**What you should do**
Transcribe every entry below word for word, but skip the pictures.

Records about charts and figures
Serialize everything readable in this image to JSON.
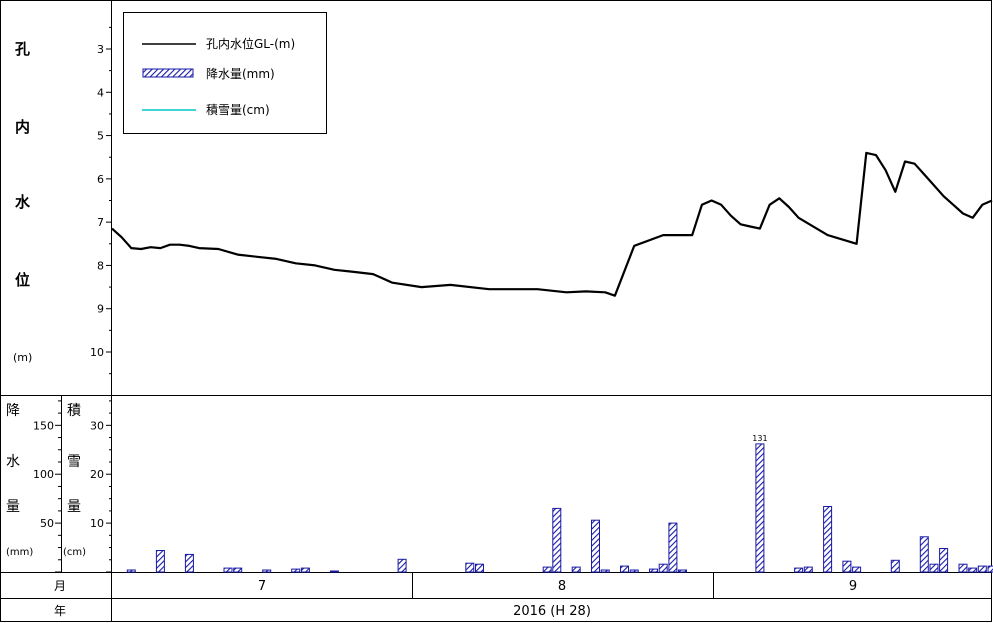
{
  "labels": {
    "water_level_axis": [
      "孔",
      "内",
      "水",
      "位",
      "(m)"
    ],
    "rain_axis": [
      "降",
      "水",
      "量",
      "(mm)"
    ],
    "snow_axis": [
      "積",
      "雪",
      "量",
      "(cm)"
    ],
    "month_row": "月",
    "year_row": "年",
    "year_value": "2016 (H 28)"
  },
  "legend": [
    {
      "label": "孔内水位GL-(m)",
      "color": "#000000",
      "kind": "line"
    },
    {
      "label": "降水量(mm)",
      "color": "#1a1aa6",
      "kind": "hatch"
    },
    {
      "label": "積雪量(cm)",
      "color": "#00c8c8",
      "kind": "line"
    }
  ],
  "months": [
    "7",
    "8",
    "9"
  ],
  "colors": {
    "water_level": "#000000",
    "rain": "#1a1aa6",
    "snow": "#00c8c8"
  },
  "chart_data": [
    {
      "type": "line",
      "series": [
        {
          "name": "孔内水位GL-(m)"
        }
      ],
      "ylim": [
        2.3,
        11.0
      ],
      "y_inverted": true,
      "yticks": [
        3,
        4,
        5,
        6,
        7,
        8,
        9,
        10
      ],
      "xlim": [
        1,
        92
      ],
      "x": [
        1,
        2,
        3,
        4,
        5,
        6,
        7,
        8,
        9,
        10,
        12,
        14,
        16,
        18,
        20,
        22,
        24,
        26,
        28,
        30,
        33,
        36,
        40,
        45,
        48,
        50,
        52,
        53,
        55,
        58,
        61,
        62,
        63,
        64,
        65,
        66,
        67,
        68,
        69,
        70,
        71,
        72,
        75,
        78,
        79,
        80,
        81,
        82,
        83,
        84,
        85,
        86,
        87,
        88,
        89,
        90,
        91,
        92
      ],
      "y": [
        7.15,
        7.35,
        7.6,
        7.62,
        7.58,
        7.6,
        7.52,
        7.52,
        7.55,
        7.6,
        7.62,
        7.75,
        7.8,
        7.85,
        7.95,
        8.0,
        8.1,
        8.15,
        8.2,
        8.4,
        8.5,
        8.45,
        8.55,
        8.55,
        8.62,
        8.6,
        8.62,
        8.7,
        7.55,
        7.3,
        7.3,
        6.6,
        6.5,
        6.6,
        6.85,
        7.05,
        7.1,
        7.15,
        6.6,
        6.45,
        6.65,
        6.9,
        7.3,
        7.5,
        5.4,
        5.45,
        5.8,
        6.3,
        5.6,
        5.65,
        5.9,
        6.15,
        6.4,
        6.6,
        6.8,
        6.9,
        6.6,
        6.5
      ]
    },
    {
      "type": "bar",
      "series": [
        {
          "name": "降水量(mm)"
        }
      ],
      "y_label": "降水量(mm)",
      "y2_label": "積雪量(cm)",
      "ylim": [
        0,
        180
      ],
      "yticks": [
        50,
        100,
        150
      ],
      "y2lim": [
        0,
        36
      ],
      "y2ticks": [
        10,
        20,
        30
      ],
      "x": [
        3,
        6,
        9,
        13,
        14,
        17,
        20,
        21,
        24,
        31,
        38,
        39,
        46,
        47,
        49,
        51,
        52,
        54,
        55,
        57,
        58,
        59,
        60,
        68,
        72,
        73,
        75,
        77,
        78,
        82,
        85,
        86,
        87,
        89,
        90,
        91,
        92
      ],
      "values": [
        2,
        22,
        18,
        4,
        4,
        2,
        3,
        4,
        1,
        13,
        9,
        8,
        5,
        65,
        5,
        53,
        2,
        6,
        2,
        3,
        8,
        50,
        2,
        131,
        4,
        5,
        67,
        11,
        5,
        12,
        36,
        8,
        24,
        8,
        4,
        6,
        6
      ],
      "annotations": [
        {
          "x": 68,
          "text": "131"
        }
      ]
    }
  ]
}
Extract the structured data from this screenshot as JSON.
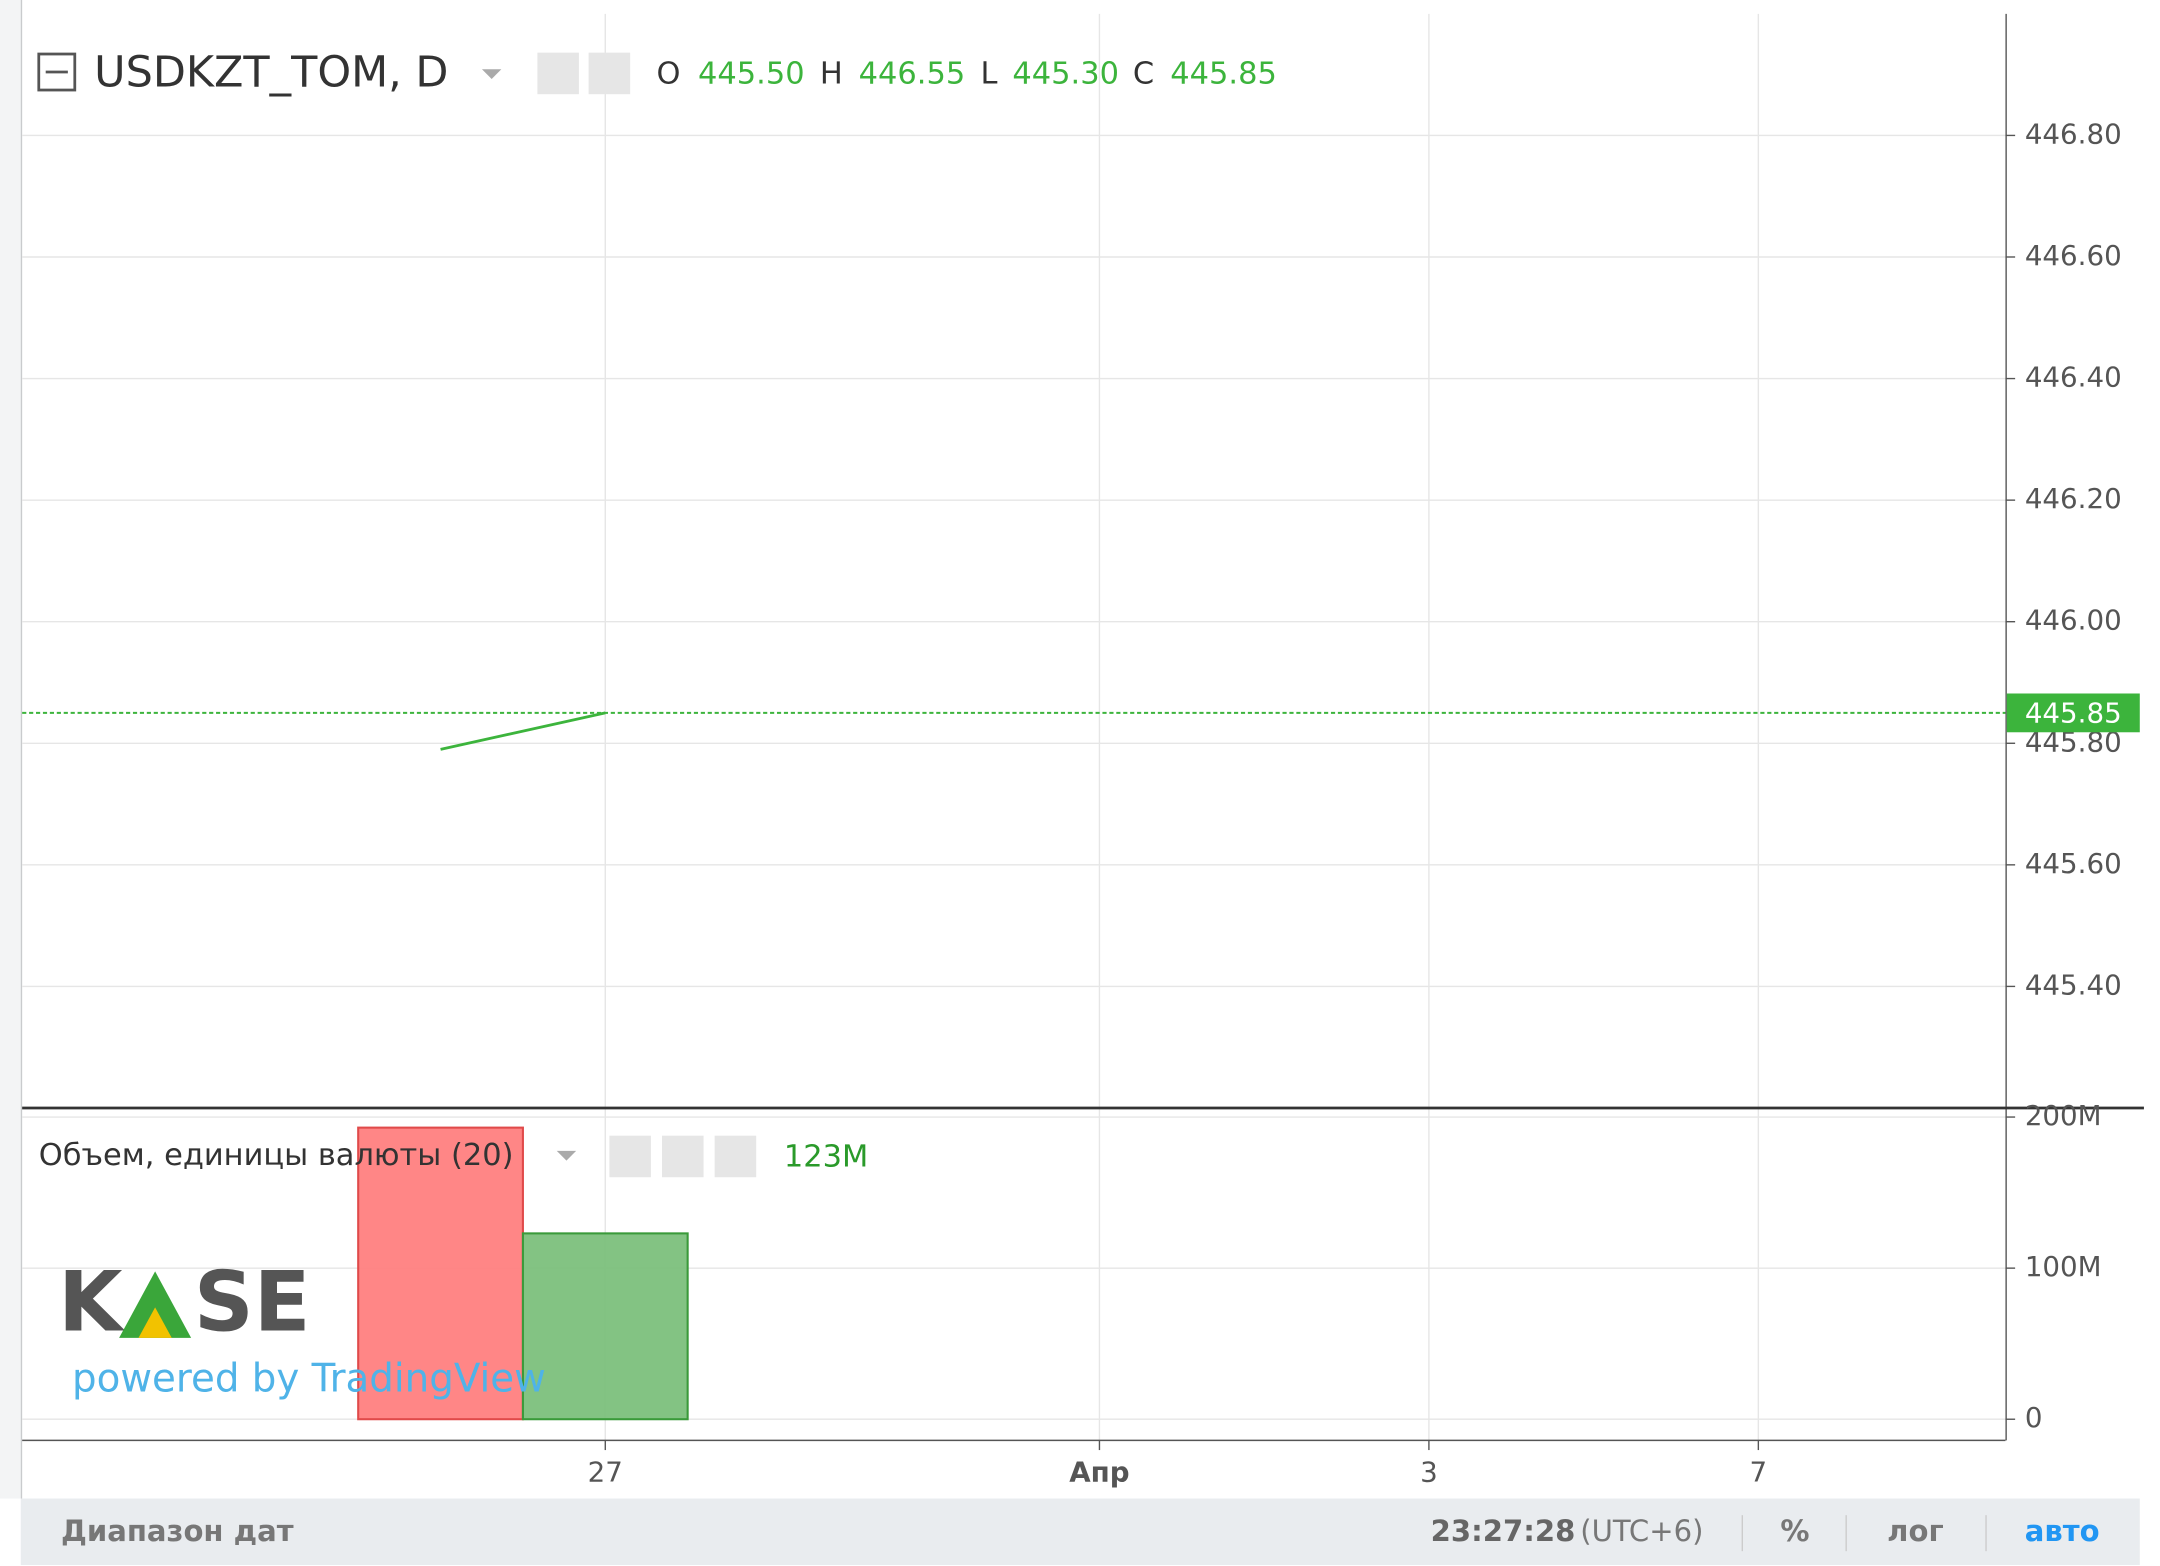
{
  "header": {
    "symbol": "USDKZT_TOM, D",
    "ohlc": [
      {
        "key": "O",
        "value": "445.50"
      },
      {
        "key": "H",
        "value": "446.55"
      },
      {
        "key": "L",
        "value": "445.30"
      },
      {
        "key": "C",
        "value": "445.85"
      }
    ]
  },
  "volume_legend": {
    "title": "Объем, единицы валюты (20)",
    "value": "123M"
  },
  "logo": {
    "brand_left": "K",
    "brand_right": "SE",
    "tagline": "powered by TradingView"
  },
  "footer": {
    "date_range": "Диапазон дат",
    "time": "23:27:28",
    "timezone": "(UTC+6)",
    "percent": "%",
    "log": "лог",
    "auto": "авто"
  },
  "chart_data": [
    {
      "type": "line",
      "x": [
        0,
        1
      ],
      "values": [
        445.79,
        445.85
      ],
      "color": "#3cb43c",
      "xlim": [
        -2.54,
        9.5
      ],
      "ylim": [
        445.2,
        447.0
      ],
      "yticks": [
        {
          "value": 446.8,
          "label": "446.80"
        },
        {
          "value": 446.6,
          "label": "446.60"
        },
        {
          "value": 446.4,
          "label": "446.40"
        },
        {
          "value": 446.2,
          "label": "446.20"
        },
        {
          "value": 446.0,
          "label": "446.00"
        },
        {
          "value": 445.8,
          "label": "445.80"
        },
        {
          "value": 445.6,
          "label": "445.60"
        },
        {
          "value": 445.4,
          "label": "445.40"
        }
      ],
      "grid": true
    },
    {
      "type": "bar",
      "x": [
        0,
        1
      ],
      "values": [
        193000000,
        123000000
      ],
      "colors": [
        "#ff7f7f",
        "#7cc07c"
      ],
      "xlim": [
        -2.54,
        9.5
      ],
      "ylim": [
        -14000000,
        206000000
      ],
      "yticks": [
        {
          "value": 200000000,
          "label": "200M"
        },
        {
          "value": 100000000,
          "label": "100M"
        },
        0
      ],
      "xticks": [
        {
          "value": 1,
          "label": "27"
        },
        {
          "value": 4,
          "label": "Апр"
        },
        {
          "value": 6,
          "label": "3"
        },
        {
          "value": 8,
          "label": "7"
        }
      ],
      "grid": true
    }
  ]
}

**Solution**
Serialize everything readable in this image to JSON.
{
  "labels": {
    "water_level_axis": [
      "孔",
      "内",
      "水",
      "位",
      "(m)"
    ],
    "rain_axis": [
      "降",
      "水",
      "量",
      "(mm)"
    ],
    "snow_axis": [
      "積",
      "雪",
      "量",
      "(cm)"
    ],
    "month_row": "月",
    "year_row": "年",
    "year_value": "2016 (H 28)"
  },
  "legend": [
    {
      "label": "孔内水位GL-(m)",
      "color": "#000000",
      "kind": "line"
    },
    {
      "label": "降水量(mm)",
      "color": "#1a1aa6",
      "kind": "hatch"
    },
    {
      "label": "積雪量(cm)",
      "color": "#00c8c8",
      "kind": "line"
    }
  ],
  "months": [
    "7",
    "8",
    "9"
  ],
  "colors": {
    "water_level": "#000000",
    "rain": "#1a1aa6",
    "snow": "#00c8c8"
  },
  "chart_data": [
    {
      "type": "line",
      "series": [
        {
          "name": "孔内水位GL-(m)"
        }
      ],
      "ylim": [
        2.3,
        11.0
      ],
      "y_inverted": true,
      "yticks": [
        3,
        4,
        5,
        6,
        7,
        8,
        9,
        10
      ],
      "xlim": [
        1,
        92
      ],
      "x": [
        1,
        2,
        3,
        4,
        5,
        6,
        7,
        8,
        9,
        10,
        12,
        14,
        16,
        18,
        20,
        22,
        24,
        26,
        28,
        30,
        33,
        36,
        40,
        45,
        48,
        50,
        52,
        53,
        55,
        58,
        61,
        62,
        63,
        64,
        65,
        66,
        67,
        68,
        69,
        70,
        71,
        72,
        75,
        78,
        79,
        80,
        81,
        82,
        83,
        84,
        85,
        86,
        87,
        88,
        89,
        90,
        91,
        92
      ],
      "y": [
        7.15,
        7.35,
        7.6,
        7.62,
        7.58,
        7.6,
        7.52,
        7.52,
        7.55,
        7.6,
        7.62,
        7.75,
        7.8,
        7.85,
        7.95,
        8.0,
        8.1,
        8.15,
        8.2,
        8.4,
        8.5,
        8.45,
        8.55,
        8.55,
        8.62,
        8.6,
        8.62,
        8.7,
        7.55,
        7.3,
        7.3,
        6.6,
        6.5,
        6.6,
        6.85,
        7.05,
        7.1,
        7.15,
        6.6,
        6.45,
        6.65,
        6.9,
        7.3,
        7.5,
        5.4,
        5.45,
        5.8,
        6.3,
        5.6,
        5.65,
        5.9,
        6.15,
        6.4,
        6.6,
        6.8,
        6.9,
        6.6,
        6.5
      ]
    },
    {
      "type": "bar",
      "series": [
        {
          "name": "降水量(mm)"
        }
      ],
      "y_label": "降水量(mm)",
      "y2_label": "積雪量(cm)",
      "ylim": [
        0,
        180
      ],
      "yticks": [
        50,
        100,
        150
      ],
      "y2lim": [
        0,
        36
      ],
      "y2ticks": [
        10,
        20,
        30
      ],
      "x": [
        3,
        6,
        9,
        13,
        14,
        17,
        20,
        21,
        24,
        31,
        38,
        39,
        46,
        47,
        49,
        51,
        52,
        54,
        55,
        57,
        58,
        59,
        60,
        68,
        72,
        73,
        75,
        77,
        78,
        82,
        85,
        86,
        87,
        89,
        90,
        91,
        92
      ],
      "values": [
        2,
        22,
        18,
        4,
        4,
        2,
        3,
        4,
        1,
        13,
        9,
        8,
        5,
        65,
        5,
        53,
        2,
        6,
        2,
        3,
        8,
        50,
        2,
        131,
        4,
        5,
        67,
        11,
        5,
        12,
        36,
        8,
        24,
        8,
        4,
        6,
        6
      ],
      "annotations": [
        {
          "x": 68,
          "text": "131"
        }
      ]
    }
  ]
}
Extract the structured data from this screenshot as JSON.
{
  "header": {
    "symbol": "USDKZT_TOM, D",
    "ohlc": [
      {
        "key": "O",
        "value": "445.50"
      },
      {
        "key": "H",
        "value": "446.55"
      },
      {
        "key": "L",
        "value": "445.30"
      },
      {
        "key": "C",
        "value": "445.85"
      }
    ]
  },
  "volume_legend": {
    "title": "Объем, единицы валюты (20)",
    "value": "123M"
  },
  "logo": {
    "brand_left": "K",
    "brand_right": "SE",
    "tagline": "powered by TradingView"
  },
  "footer": {
    "date_range": "Диапазон дат",
    "time": "23:27:28",
    "timezone": "(UTC+6)",
    "percent": "%",
    "log": "лог",
    "auto": "авто"
  },
  "chart_data": [
    {
      "type": "line",
      "x": [
        0,
        1
      ],
      "values": [
        445.79,
        445.85
      ],
      "color": "#3cb43c",
      "xlim": [
        -2.54,
        9.5
      ],
      "ylim": [
        445.2,
        447.0
      ],
      "yticks": [
        {
          "value": 446.8,
          "label": "446.80"
        },
        {
          "value": 446.6,
          "label": "446.60"
        },
        {
          "value": 446.4,
          "label": "446.40"
        },
        {
          "value": 446.2,
          "label": "446.20"
        },
        {
          "value": 446.0,
          "label": "446.00"
        },
        {
          "value": 445.8,
          "label": "445.80"
        },
        {
          "value": 445.6,
          "label": "445.60"
        },
        {
          "value": 445.4,
          "label": "445.40"
        }
      ],
      "grid": true
    },
    {
      "type": "bar",
      "x": [
        0,
        1
      ],
      "values": [
        193000000,
        123000000
      ],
      "colors": [
        "#ff7f7f",
        "#7cc07c"
      ],
      "xlim": [
        -2.54,
        9.5
      ],
      "ylim": [
        -14000000,
        206000000
      ],
      "yticks": [
        {
          "value": 200000000,
          "label": "200M"
        },
        {
          "value": 100000000,
          "label": "100M"
        },
        0
      ],
      "xticks": [
        {
          "value": 1,
          "label": "27"
        },
        {
          "value": 4,
          "label": "Апр"
        },
        {
          "value": 6,
          "label": "3"
        },
        {
          "value": 8,
          "label": "7"
        }
      ],
      "grid": true
    }
  ]
}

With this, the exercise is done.